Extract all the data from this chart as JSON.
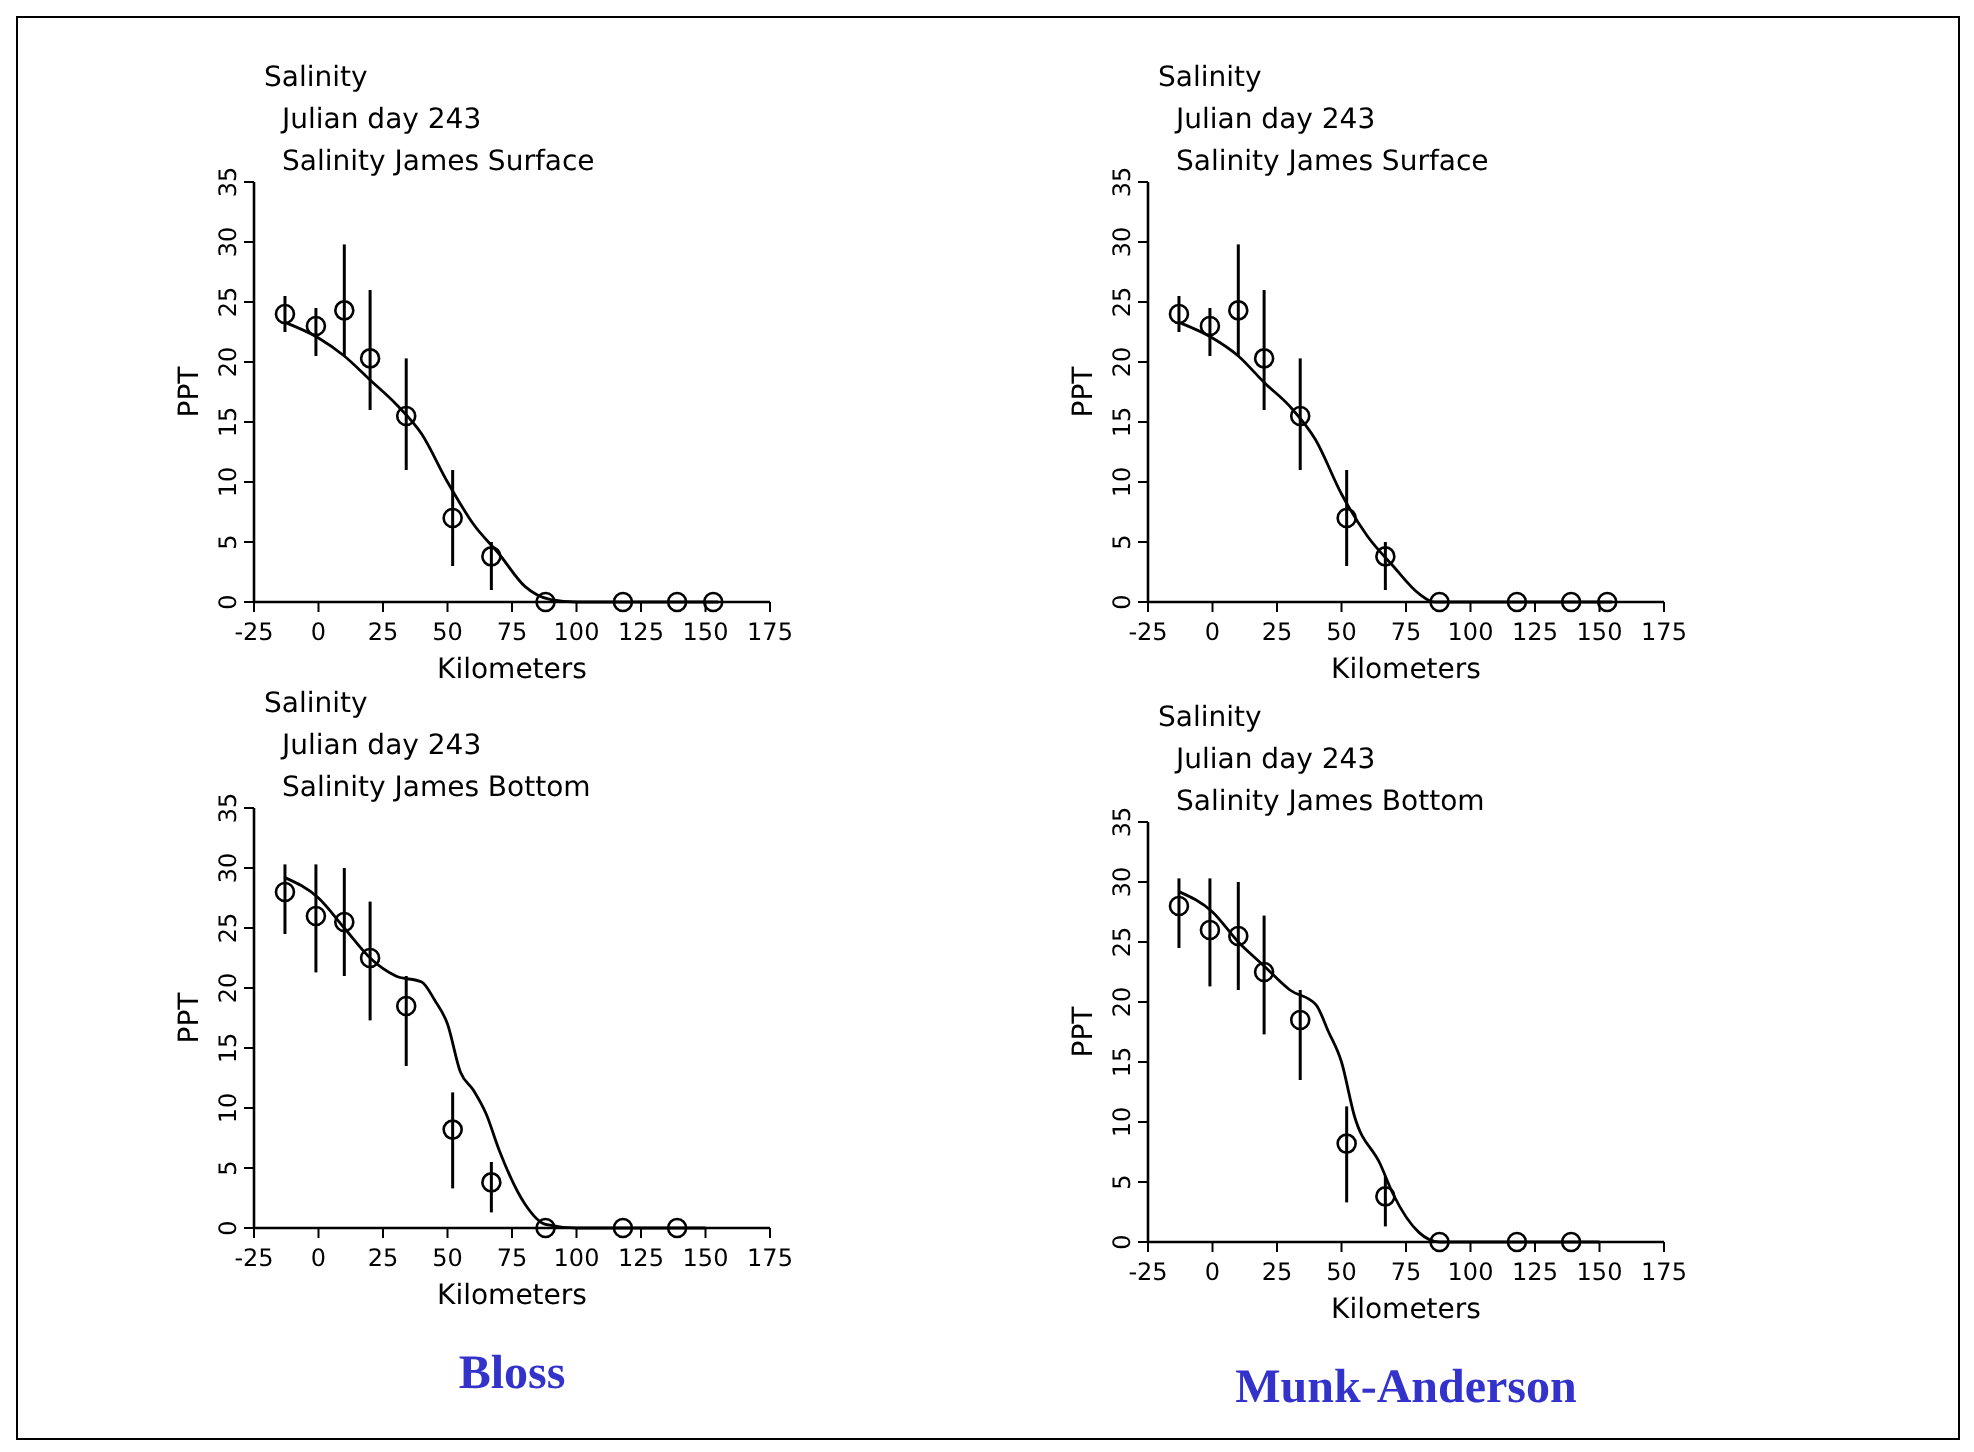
{
  "chart_data": [
    {
      "type": "scatter",
      "title": "Salinity",
      "subtitle": "Julian day  243",
      "annotations": [
        "Salinity James Surface"
      ],
      "xlabel": "Kilometers",
      "ylabel": "PPT",
      "xlim": [
        -25,
        175
      ],
      "ylim": [
        0,
        35
      ],
      "xticks": [
        -25,
        0,
        25,
        50,
        75,
        100,
        125,
        150,
        175
      ],
      "yticks": [
        0,
        5,
        10,
        15,
        20,
        25,
        30,
        35
      ],
      "grid": false,
      "series": [
        {
          "color": "#000000",
          "marker": "circle",
          "x": [
            -13,
            -1,
            10,
            20,
            34,
            52,
            67,
            88,
            118,
            139,
            153
          ],
          "values": [
            24,
            23,
            24.3,
            20.3,
            15.5,
            7,
            3.8,
            0,
            0,
            0,
            0
          ],
          "errors": [
            [
              22.5,
              25.5
            ],
            [
              20.5,
              24.5
            ],
            [
              20.5,
              29.8
            ],
            [
              16,
              26
            ],
            [
              11,
              20.3
            ],
            [
              3,
              11
            ],
            [
              1,
              5
            ],
            null,
            null,
            null,
            null
          ]
        },
        {
          "type": "line",
          "color": "#000000",
          "marker": "none",
          "x": [
            -13,
            0,
            10,
            20,
            30,
            40,
            50,
            60,
            70,
            80,
            90,
            100,
            155
          ],
          "values": [
            23.3,
            22,
            20.5,
            18.5,
            16.5,
            14,
            10,
            6.5,
            4,
            1.3,
            0.2,
            0,
            0
          ]
        }
      ]
    },
    {
      "type": "scatter",
      "title": "Salinity",
      "subtitle": "Julian day  243",
      "annotations": [
        "Salinity James Surface"
      ],
      "xlabel": "Kilometers",
      "ylabel": "PPT",
      "xlim": [
        -25,
        175
      ],
      "ylim": [
        0,
        35
      ],
      "xticks": [
        -25,
        0,
        25,
        50,
        75,
        100,
        125,
        150,
        175
      ],
      "yticks": [
        0,
        5,
        10,
        15,
        20,
        25,
        30,
        35
      ],
      "grid": false,
      "series": [
        {
          "color": "#000000",
          "marker": "circle",
          "x": [
            -13,
            -1,
            10,
            20,
            34,
            52,
            67,
            88,
            118,
            139,
            153
          ],
          "values": [
            24,
            23,
            24.3,
            20.3,
            15.5,
            7,
            3.8,
            0,
            0,
            0,
            0
          ],
          "errors": [
            [
              22.5,
              25.5
            ],
            [
              20.5,
              24.5
            ],
            [
              20.5,
              29.8
            ],
            [
              16,
              26
            ],
            [
              11,
              20.3
            ],
            [
              3,
              11
            ],
            [
              1,
              5
            ],
            null,
            null,
            null,
            null
          ]
        },
        {
          "type": "line",
          "color": "#000000",
          "marker": "none",
          "x": [
            -13,
            0,
            10,
            20,
            30,
            40,
            50,
            60,
            70,
            80,
            86,
            100,
            155
          ],
          "values": [
            23.3,
            22,
            20.5,
            18.3,
            16.3,
            13.5,
            9,
            5.5,
            3,
            0.7,
            0,
            0,
            0
          ]
        }
      ]
    },
    {
      "type": "scatter",
      "title": "Salinity",
      "subtitle": "Julian day  243",
      "annotations": [
        "Salinity James Bottom",
        "Bloss"
      ],
      "xlabel": "Kilometers",
      "ylabel": "PPT",
      "xlim": [
        -25,
        175
      ],
      "ylim": [
        0,
        35
      ],
      "xticks": [
        -25,
        0,
        25,
        50,
        75,
        100,
        125,
        150,
        175
      ],
      "yticks": [
        0,
        5,
        10,
        15,
        20,
        25,
        30,
        35
      ],
      "grid": false,
      "series": [
        {
          "color": "#000000",
          "marker": "circle",
          "x": [
            -13,
            -1,
            10,
            20,
            34,
            52,
            67,
            88,
            118,
            139
          ],
          "values": [
            28,
            26,
            25.5,
            22.5,
            18.5,
            8.2,
            3.8,
            0,
            0,
            0
          ],
          "errors": [
            [
              24.5,
              30.3
            ],
            [
              21.3,
              30.3
            ],
            [
              21,
              30
            ],
            [
              17.3,
              27.2
            ],
            [
              13.5,
              21
            ],
            [
              3.3,
              11.3
            ],
            [
              1.3,
              5.5
            ],
            null,
            null,
            null
          ]
        },
        {
          "type": "line",
          "color": "#000000",
          "marker": "none",
          "x": [
            -13,
            0,
            10,
            20,
            30,
            40,
            45,
            50,
            55,
            60,
            65,
            70,
            80,
            88,
            100,
            150
          ],
          "values": [
            29.2,
            27.5,
            25,
            22.5,
            21,
            20.5,
            19,
            17,
            13,
            11.5,
            9.5,
            6.5,
            2,
            0.3,
            0,
            0
          ]
        }
      ]
    },
    {
      "type": "scatter",
      "title": "Salinity",
      "subtitle": "Julian day  243",
      "annotations": [
        "Salinity James Bottom",
        "Munk-Anderson"
      ],
      "xlabel": "Kilometers",
      "ylabel": "PPT",
      "xlim": [
        -25,
        175
      ],
      "ylim": [
        0,
        35
      ],
      "xticks": [
        -25,
        0,
        25,
        50,
        75,
        100,
        125,
        150,
        175
      ],
      "yticks": [
        0,
        5,
        10,
        15,
        20,
        25,
        30,
        35
      ],
      "grid": false,
      "series": [
        {
          "color": "#000000",
          "marker": "circle",
          "x": [
            -13,
            -1,
            10,
            20,
            34,
            52,
            67,
            88,
            118,
            139
          ],
          "values": [
            28,
            26,
            25.5,
            22.5,
            18.5,
            8.2,
            3.8,
            0,
            0,
            0
          ],
          "errors": [
            [
              24.5,
              30.3
            ],
            [
              21.3,
              30.3
            ],
            [
              21,
              30
            ],
            [
              17.3,
              27.2
            ],
            [
              13.5,
              21
            ],
            [
              3.3,
              11.3
            ],
            [
              1.3,
              5.5
            ],
            null,
            null,
            null
          ]
        },
        {
          "type": "line",
          "color": "#000000",
          "marker": "none",
          "x": [
            -13,
            0,
            10,
            20,
            30,
            40,
            45,
            50,
            55,
            65,
            70,
            80,
            88,
            150
          ],
          "values": [
            29.2,
            27.5,
            25,
            23,
            21,
            19.8,
            17.5,
            15,
            10.5,
            6.5,
            4,
            0.8,
            0,
            0
          ]
        }
      ]
    }
  ]
}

▶ **Objective**: Set the listing down in full and exactly. Pictures within it should not appear in the copy.

▶ **The solution**:
Extract all the data from this chart as JSON.
{
  "chart_data": [
    {
      "type": "scatter",
      "title": "Salinity",
      "subtitle": "Julian day  243",
      "annotations": [
        "Salinity James Surface"
      ],
      "xlabel": "Kilometers",
      "ylabel": "PPT",
      "xlim": [
        -25,
        175
      ],
      "ylim": [
        0,
        35
      ],
      "xticks": [
        -25,
        0,
        25,
        50,
        75,
        100,
        125,
        150,
        175
      ],
      "yticks": [
        0,
        5,
        10,
        15,
        20,
        25,
        30,
        35
      ],
      "grid": false,
      "series": [
        {
          "color": "#000000",
          "marker": "circle",
          "x": [
            -13,
            -1,
            10,
            20,
            34,
            52,
            67,
            88,
            118,
            139,
            153
          ],
          "values": [
            24,
            23,
            24.3,
            20.3,
            15.5,
            7,
            3.8,
            0,
            0,
            0,
            0
          ],
          "errors": [
            [
              22.5,
              25.5
            ],
            [
              20.5,
              24.5
            ],
            [
              20.5,
              29.8
            ],
            [
              16,
              26
            ],
            [
              11,
              20.3
            ],
            [
              3,
              11
            ],
            [
              1,
              5
            ],
            null,
            null,
            null,
            null
          ]
        },
        {
          "type": "line",
          "color": "#000000",
          "marker": "none",
          "x": [
            -13,
            0,
            10,
            20,
            30,
            40,
            50,
            60,
            70,
            80,
            90,
            100,
            155
          ],
          "values": [
            23.3,
            22,
            20.5,
            18.5,
            16.5,
            14,
            10,
            6.5,
            4,
            1.3,
            0.2,
            0,
            0
          ]
        }
      ]
    },
    {
      "type": "scatter",
      "title": "Salinity",
      "subtitle": "Julian day  243",
      "annotations": [
        "Salinity James Surface"
      ],
      "xlabel": "Kilometers",
      "ylabel": "PPT",
      "xlim": [
        -25,
        175
      ],
      "ylim": [
        0,
        35
      ],
      "xticks": [
        -25,
        0,
        25,
        50,
        75,
        100,
        125,
        150,
        175
      ],
      "yticks": [
        0,
        5,
        10,
        15,
        20,
        25,
        30,
        35
      ],
      "grid": false,
      "series": [
        {
          "color": "#000000",
          "marker": "circle",
          "x": [
            -13,
            -1,
            10,
            20,
            34,
            52,
            67,
            88,
            118,
            139,
            153
          ],
          "values": [
            24,
            23,
            24.3,
            20.3,
            15.5,
            7,
            3.8,
            0,
            0,
            0,
            0
          ],
          "errors": [
            [
              22.5,
              25.5
            ],
            [
              20.5,
              24.5
            ],
            [
              20.5,
              29.8
            ],
            [
              16,
              26
            ],
            [
              11,
              20.3
            ],
            [
              3,
              11
            ],
            [
              1,
              5
            ],
            null,
            null,
            null,
            null
          ]
        },
        {
          "type": "line",
          "color": "#000000",
          "marker": "none",
          "x": [
            -13,
            0,
            10,
            20,
            30,
            40,
            50,
            60,
            70,
            80,
            86,
            100,
            155
          ],
          "values": [
            23.3,
            22,
            20.5,
            18.3,
            16.3,
            13.5,
            9,
            5.5,
            3,
            0.7,
            0,
            0,
            0
          ]
        }
      ]
    },
    {
      "type": "scatter",
      "title": "Salinity",
      "subtitle": "Julian day  243",
      "annotations": [
        "Salinity James Bottom",
        "Bloss"
      ],
      "xlabel": "Kilometers",
      "ylabel": "PPT",
      "xlim": [
        -25,
        175
      ],
      "ylim": [
        0,
        35
      ],
      "xticks": [
        -25,
        0,
        25,
        50,
        75,
        100,
        125,
        150,
        175
      ],
      "yticks": [
        0,
        5,
        10,
        15,
        20,
        25,
        30,
        35
      ],
      "grid": false,
      "series": [
        {
          "color": "#000000",
          "marker": "circle",
          "x": [
            -13,
            -1,
            10,
            20,
            34,
            52,
            67,
            88,
            118,
            139
          ],
          "values": [
            28,
            26,
            25.5,
            22.5,
            18.5,
            8.2,
            3.8,
            0,
            0,
            0
          ],
          "errors": [
            [
              24.5,
              30.3
            ],
            [
              21.3,
              30.3
            ],
            [
              21,
              30
            ],
            [
              17.3,
              27.2
            ],
            [
              13.5,
              21
            ],
            [
              3.3,
              11.3
            ],
            [
              1.3,
              5.5
            ],
            null,
            null,
            null
          ]
        },
        {
          "type": "line",
          "color": "#000000",
          "marker": "none",
          "x": [
            -13,
            0,
            10,
            20,
            30,
            40,
            45,
            50,
            55,
            60,
            65,
            70,
            80,
            88,
            100,
            150
          ],
          "values": [
            29.2,
            27.5,
            25,
            22.5,
            21,
            20.5,
            19,
            17,
            13,
            11.5,
            9.5,
            6.5,
            2,
            0.3,
            0,
            0
          ]
        }
      ]
    },
    {
      "type": "scatter",
      "title": "Salinity",
      "subtitle": "Julian day  243",
      "annotations": [
        "Salinity James Bottom",
        "Munk-Anderson"
      ],
      "xlabel": "Kilometers",
      "ylabel": "PPT",
      "xlim": [
        -25,
        175
      ],
      "ylim": [
        0,
        35
      ],
      "xticks": [
        -25,
        0,
        25,
        50,
        75,
        100,
        125,
        150,
        175
      ],
      "yticks": [
        0,
        5,
        10,
        15,
        20,
        25,
        30,
        35
      ],
      "grid": false,
      "series": [
        {
          "color": "#000000",
          "marker": "circle",
          "x": [
            -13,
            -1,
            10,
            20,
            34,
            52,
            67,
            88,
            118,
            139
          ],
          "values": [
            28,
            26,
            25.5,
            22.5,
            18.5,
            8.2,
            3.8,
            0,
            0,
            0
          ],
          "errors": [
            [
              24.5,
              30.3
            ],
            [
              21.3,
              30.3
            ],
            [
              21,
              30
            ],
            [
              17.3,
              27.2
            ],
            [
              13.5,
              21
            ],
            [
              3.3,
              11.3
            ],
            [
              1.3,
              5.5
            ],
            null,
            null,
            null
          ]
        },
        {
          "type": "line",
          "color": "#000000",
          "marker": "none",
          "x": [
            -13,
            0,
            10,
            20,
            30,
            40,
            45,
            50,
            55,
            65,
            70,
            80,
            88,
            150
          ],
          "values": [
            29.2,
            27.5,
            25,
            23,
            21,
            19.8,
            17.5,
            15,
            10.5,
            6.5,
            4,
            0.8,
            0,
            0
          ]
        }
      ]
    }
  ]
}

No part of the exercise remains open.